(Dataset excerpts)
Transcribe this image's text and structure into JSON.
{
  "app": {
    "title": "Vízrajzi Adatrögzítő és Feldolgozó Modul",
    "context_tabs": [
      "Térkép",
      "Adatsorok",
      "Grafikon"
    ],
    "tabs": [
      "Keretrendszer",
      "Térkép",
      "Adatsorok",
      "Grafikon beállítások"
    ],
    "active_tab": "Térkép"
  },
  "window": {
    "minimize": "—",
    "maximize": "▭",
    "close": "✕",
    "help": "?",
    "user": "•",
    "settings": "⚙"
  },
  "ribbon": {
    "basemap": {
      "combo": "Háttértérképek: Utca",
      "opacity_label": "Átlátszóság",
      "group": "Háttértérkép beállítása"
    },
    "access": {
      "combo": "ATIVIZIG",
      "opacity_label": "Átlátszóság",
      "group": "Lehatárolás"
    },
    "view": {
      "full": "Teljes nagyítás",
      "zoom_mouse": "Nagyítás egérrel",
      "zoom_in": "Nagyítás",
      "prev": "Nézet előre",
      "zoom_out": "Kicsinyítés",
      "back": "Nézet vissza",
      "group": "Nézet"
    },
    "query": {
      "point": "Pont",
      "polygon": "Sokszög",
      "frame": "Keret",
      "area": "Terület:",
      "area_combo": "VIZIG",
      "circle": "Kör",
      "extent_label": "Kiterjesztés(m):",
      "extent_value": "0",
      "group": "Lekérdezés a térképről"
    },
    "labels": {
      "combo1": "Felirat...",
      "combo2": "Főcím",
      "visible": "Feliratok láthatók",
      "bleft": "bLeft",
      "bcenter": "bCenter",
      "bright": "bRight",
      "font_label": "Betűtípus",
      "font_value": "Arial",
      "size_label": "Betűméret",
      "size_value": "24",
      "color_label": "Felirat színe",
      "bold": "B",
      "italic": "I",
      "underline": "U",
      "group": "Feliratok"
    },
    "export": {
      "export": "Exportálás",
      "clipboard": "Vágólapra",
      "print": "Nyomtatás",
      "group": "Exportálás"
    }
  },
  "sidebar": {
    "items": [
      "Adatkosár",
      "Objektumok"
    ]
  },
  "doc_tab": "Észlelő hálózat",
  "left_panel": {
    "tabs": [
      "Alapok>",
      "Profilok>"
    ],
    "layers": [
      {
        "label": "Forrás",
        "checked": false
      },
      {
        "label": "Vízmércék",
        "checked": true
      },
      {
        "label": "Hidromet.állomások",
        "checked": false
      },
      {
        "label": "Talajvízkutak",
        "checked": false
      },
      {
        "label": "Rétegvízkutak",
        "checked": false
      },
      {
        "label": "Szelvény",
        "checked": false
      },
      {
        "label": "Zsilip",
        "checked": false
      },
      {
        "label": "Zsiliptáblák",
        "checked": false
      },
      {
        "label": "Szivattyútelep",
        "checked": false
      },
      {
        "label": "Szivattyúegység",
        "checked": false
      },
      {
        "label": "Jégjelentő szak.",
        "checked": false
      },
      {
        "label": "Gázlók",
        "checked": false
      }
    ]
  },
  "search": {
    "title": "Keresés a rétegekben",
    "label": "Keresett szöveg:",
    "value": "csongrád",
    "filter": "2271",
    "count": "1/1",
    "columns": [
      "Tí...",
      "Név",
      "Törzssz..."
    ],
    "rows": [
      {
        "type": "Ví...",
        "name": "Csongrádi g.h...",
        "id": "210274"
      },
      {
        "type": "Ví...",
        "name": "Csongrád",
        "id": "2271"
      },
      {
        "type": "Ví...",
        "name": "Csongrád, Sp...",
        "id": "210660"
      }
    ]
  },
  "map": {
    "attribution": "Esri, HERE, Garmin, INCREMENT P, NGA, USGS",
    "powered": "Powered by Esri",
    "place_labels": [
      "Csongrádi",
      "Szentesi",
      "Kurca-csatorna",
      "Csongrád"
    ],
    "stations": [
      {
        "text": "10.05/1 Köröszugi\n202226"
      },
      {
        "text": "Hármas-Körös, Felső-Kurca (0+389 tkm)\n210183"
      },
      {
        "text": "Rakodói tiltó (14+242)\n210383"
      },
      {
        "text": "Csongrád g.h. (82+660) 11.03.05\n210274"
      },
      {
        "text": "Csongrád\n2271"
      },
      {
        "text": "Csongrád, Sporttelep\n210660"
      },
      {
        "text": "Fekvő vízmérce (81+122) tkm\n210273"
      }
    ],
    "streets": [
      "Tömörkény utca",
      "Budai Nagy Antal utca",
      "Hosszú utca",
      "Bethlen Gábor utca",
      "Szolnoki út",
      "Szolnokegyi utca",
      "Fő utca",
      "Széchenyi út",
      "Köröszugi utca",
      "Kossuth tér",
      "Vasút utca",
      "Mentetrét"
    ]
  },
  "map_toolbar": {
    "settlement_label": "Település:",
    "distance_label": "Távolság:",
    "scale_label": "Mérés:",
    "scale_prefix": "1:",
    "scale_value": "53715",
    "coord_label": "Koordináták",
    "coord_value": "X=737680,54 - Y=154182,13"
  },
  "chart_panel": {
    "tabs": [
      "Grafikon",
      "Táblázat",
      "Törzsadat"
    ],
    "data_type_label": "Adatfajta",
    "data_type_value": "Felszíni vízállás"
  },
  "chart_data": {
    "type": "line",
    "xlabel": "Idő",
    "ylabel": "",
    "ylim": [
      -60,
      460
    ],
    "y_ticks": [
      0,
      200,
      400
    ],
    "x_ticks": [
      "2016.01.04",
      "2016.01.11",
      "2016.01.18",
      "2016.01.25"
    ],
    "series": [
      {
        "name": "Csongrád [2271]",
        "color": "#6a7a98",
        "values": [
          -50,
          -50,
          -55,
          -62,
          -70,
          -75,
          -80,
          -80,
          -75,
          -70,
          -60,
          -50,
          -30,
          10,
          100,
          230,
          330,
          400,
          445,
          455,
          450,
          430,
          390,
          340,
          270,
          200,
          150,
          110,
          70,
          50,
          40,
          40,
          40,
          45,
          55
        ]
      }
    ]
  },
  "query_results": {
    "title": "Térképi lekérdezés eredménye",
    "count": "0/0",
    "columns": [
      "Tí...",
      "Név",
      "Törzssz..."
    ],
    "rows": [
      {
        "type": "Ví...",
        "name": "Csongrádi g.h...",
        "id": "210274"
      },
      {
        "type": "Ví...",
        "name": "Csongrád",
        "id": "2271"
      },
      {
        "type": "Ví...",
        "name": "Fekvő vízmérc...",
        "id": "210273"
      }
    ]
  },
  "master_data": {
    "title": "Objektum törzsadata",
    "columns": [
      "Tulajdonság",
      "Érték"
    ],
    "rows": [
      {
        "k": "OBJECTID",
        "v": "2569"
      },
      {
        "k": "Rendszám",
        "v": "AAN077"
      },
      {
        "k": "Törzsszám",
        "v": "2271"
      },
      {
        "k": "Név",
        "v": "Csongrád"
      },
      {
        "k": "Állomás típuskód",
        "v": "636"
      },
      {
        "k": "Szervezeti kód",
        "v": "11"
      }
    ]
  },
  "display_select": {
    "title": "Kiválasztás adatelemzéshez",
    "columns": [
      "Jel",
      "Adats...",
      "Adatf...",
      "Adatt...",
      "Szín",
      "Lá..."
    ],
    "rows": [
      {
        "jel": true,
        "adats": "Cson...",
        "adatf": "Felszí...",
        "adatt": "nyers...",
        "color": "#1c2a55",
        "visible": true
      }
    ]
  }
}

### OBJECTIVE
Your task is to reproduce the whole listing exactly.

### IN RESPONSE
Transcribe this image's text and structure into JSON.
{
  "app": {
    "title": "Vízrajzi Adatrögzítő és Feldolgozó Modul",
    "context_tabs": [
      "Térkép",
      "Adatsorok",
      "Grafikon"
    ],
    "tabs": [
      "Keretrendszer",
      "Térkép",
      "Adatsorok",
      "Grafikon beállítások"
    ],
    "active_tab": "Térkép"
  },
  "window": {
    "minimize": "—",
    "maximize": "▭",
    "close": "✕",
    "help": "?",
    "user": "•",
    "settings": "⚙"
  },
  "ribbon": {
    "basemap": {
      "combo": "Háttértérképek: Utca",
      "opacity_label": "Átlátszóság",
      "group": "Háttértérkép beállítása"
    },
    "access": {
      "combo": "ATIVIZIG",
      "opacity_label": "Átlátszóság",
      "group": "Lehatárolás"
    },
    "view": {
      "full": "Teljes nagyítás",
      "zoom_mouse": "Nagyítás egérrel",
      "zoom_in": "Nagyítás",
      "prev": "Nézet előre",
      "zoom_out": "Kicsinyítés",
      "back": "Nézet vissza",
      "group": "Nézet"
    },
    "query": {
      "point": "Pont",
      "polygon": "Sokszög",
      "frame": "Keret",
      "area": "Terület:",
      "area_combo": "VIZIG",
      "circle": "Kör",
      "extent_label": "Kiterjesztés(m):",
      "extent_value": "0",
      "group": "Lekérdezés a térképről"
    },
    "labels": {
      "combo1": "Felirat...",
      "combo2": "Főcím",
      "visible": "Feliratok láthatók",
      "bleft": "bLeft",
      "bcenter": "bCenter",
      "bright": "bRight",
      "font_label": "Betűtípus",
      "font_value": "Arial",
      "size_label": "Betűméret",
      "size_value": "24",
      "color_label": "Felirat színe",
      "bold": "B",
      "italic": "I",
      "underline": "U",
      "group": "Feliratok"
    },
    "export": {
      "export": "Exportálás",
      "clipboard": "Vágólapra",
      "print": "Nyomtatás",
      "group": "Exportálás"
    }
  },
  "sidebar": {
    "items": [
      "Adatkosár",
      "Objektumok"
    ]
  },
  "doc_tab": "Észlelő hálózat",
  "left_panel": {
    "tabs": [
      "Alapok>",
      "Profilok>"
    ],
    "layers": [
      {
        "label": "Forrás",
        "checked": false
      },
      {
        "label": "Vízmércék",
        "checked": true
      },
      {
        "label": "Hidromet.állomások",
        "checked": false
      },
      {
        "label": "Talajvízkutak",
        "checked": false
      },
      {
        "label": "Rétegvízkutak",
        "checked": false
      },
      {
        "label": "Szelvény",
        "checked": false
      },
      {
        "label": "Zsilip",
        "checked": false
      },
      {
        "label": "Zsiliptáblák",
        "checked": false
      },
      {
        "label": "Szivattyútelep",
        "checked": false
      },
      {
        "label": "Szivattyúegység",
        "checked": false
      },
      {
        "label": "Jégjelentő szak.",
        "checked": false
      },
      {
        "label": "Gázlók",
        "checked": false
      }
    ]
  },
  "search": {
    "title": "Keresés a rétegekben",
    "label": "Keresett szöveg:",
    "value": "csongrád",
    "filter": "2271",
    "count": "1/1",
    "columns": [
      "Tí...",
      "Név",
      "Törzssz..."
    ],
    "rows": [
      {
        "type": "Ví...",
        "name": "Csongrádi g.h...",
        "id": "210274"
      },
      {
        "type": "Ví...",
        "name": "Csongrád",
        "id": "2271"
      },
      {
        "type": "Ví...",
        "name": "Csongrád, Sp...",
        "id": "210660"
      }
    ]
  },
  "map": {
    "attribution": "Esri, HERE, Garmin, INCREMENT P, NGA, USGS",
    "powered": "Powered by Esri",
    "place_labels": [
      "Csongrádi",
      "Szentesi",
      "Kurca-csatorna",
      "Csongrád"
    ],
    "stations": [
      {
        "text": "10.05/1 Köröszugi\n202226"
      },
      {
        "text": "Hármas-Körös, Felső-Kurca (0+389 tkm)\n210183"
      },
      {
        "text": "Rakodói tiltó (14+242)\n210383"
      },
      {
        "text": "Csongrád g.h. (82+660) 11.03.05\n210274"
      },
      {
        "text": "Csongrád\n2271"
      },
      {
        "text": "Csongrád, Sporttelep\n210660"
      },
      {
        "text": "Fekvő vízmérce (81+122) tkm\n210273"
      }
    ],
    "streets": [
      "Tömörkény utca",
      "Budai Nagy Antal utca",
      "Hosszú utca",
      "Bethlen Gábor utca",
      "Szolnoki út",
      "Szolnokegyi utca",
      "Fő utca",
      "Széchenyi út",
      "Köröszugi utca",
      "Kossuth tér",
      "Vasút utca",
      "Mentetrét"
    ]
  },
  "map_toolbar": {
    "settlement_label": "Település:",
    "distance_label": "Távolság:",
    "scale_label": "Mérés:",
    "scale_prefix": "1:",
    "scale_value": "53715",
    "coord_label": "Koordináták",
    "coord_value": "X=737680,54 - Y=154182,13"
  },
  "chart_panel": {
    "tabs": [
      "Grafikon",
      "Táblázat",
      "Törzsadat"
    ],
    "data_type_label": "Adatfajta",
    "data_type_value": "Felszíni vízállás"
  },
  "chart_data": {
    "type": "line",
    "xlabel": "Idő",
    "ylabel": "",
    "ylim": [
      -60,
      460
    ],
    "y_ticks": [
      0,
      200,
      400
    ],
    "x_ticks": [
      "2016.01.04",
      "2016.01.11",
      "2016.01.18",
      "2016.01.25"
    ],
    "series": [
      {
        "name": "Csongrád [2271]",
        "color": "#6a7a98",
        "values": [
          -50,
          -50,
          -55,
          -62,
          -70,
          -75,
          -80,
          -80,
          -75,
          -70,
          -60,
          -50,
          -30,
          10,
          100,
          230,
          330,
          400,
          445,
          455,
          450,
          430,
          390,
          340,
          270,
          200,
          150,
          110,
          70,
          50,
          40,
          40,
          40,
          45,
          55
        ]
      }
    ]
  },
  "query_results": {
    "title": "Térképi lekérdezés eredménye",
    "count": "0/0",
    "columns": [
      "Tí...",
      "Név",
      "Törzssz..."
    ],
    "rows": [
      {
        "type": "Ví...",
        "name": "Csongrádi g.h...",
        "id": "210274"
      },
      {
        "type": "Ví...",
        "name": "Csongrád",
        "id": "2271"
      },
      {
        "type": "Ví...",
        "name": "Fekvő vízmérc...",
        "id": "210273"
      }
    ]
  },
  "master_data": {
    "title": "Objektum törzsadata",
    "columns": [
      "Tulajdonság",
      "Érték"
    ],
    "rows": [
      {
        "k": "OBJECTID",
        "v": "2569"
      },
      {
        "k": "Rendszám",
        "v": "AAN077"
      },
      {
        "k": "Törzsszám",
        "v": "2271"
      },
      {
        "k": "Név",
        "v": "Csongrád"
      },
      {
        "k": "Állomás típuskód",
        "v": "636"
      },
      {
        "k": "Szervezeti kód",
        "v": "11"
      }
    ]
  },
  "display_select": {
    "title": "Kiválasztás adatelemzéshez",
    "columns": [
      "Jel",
      "Adats...",
      "Adatf...",
      "Adatt...",
      "Szín",
      "Lá..."
    ],
    "rows": [
      {
        "jel": true,
        "adats": "Cson...",
        "adatf": "Felszí...",
        "adatt": "nyers...",
        "color": "#1c2a55",
        "visible": true
      }
    ]
  }
}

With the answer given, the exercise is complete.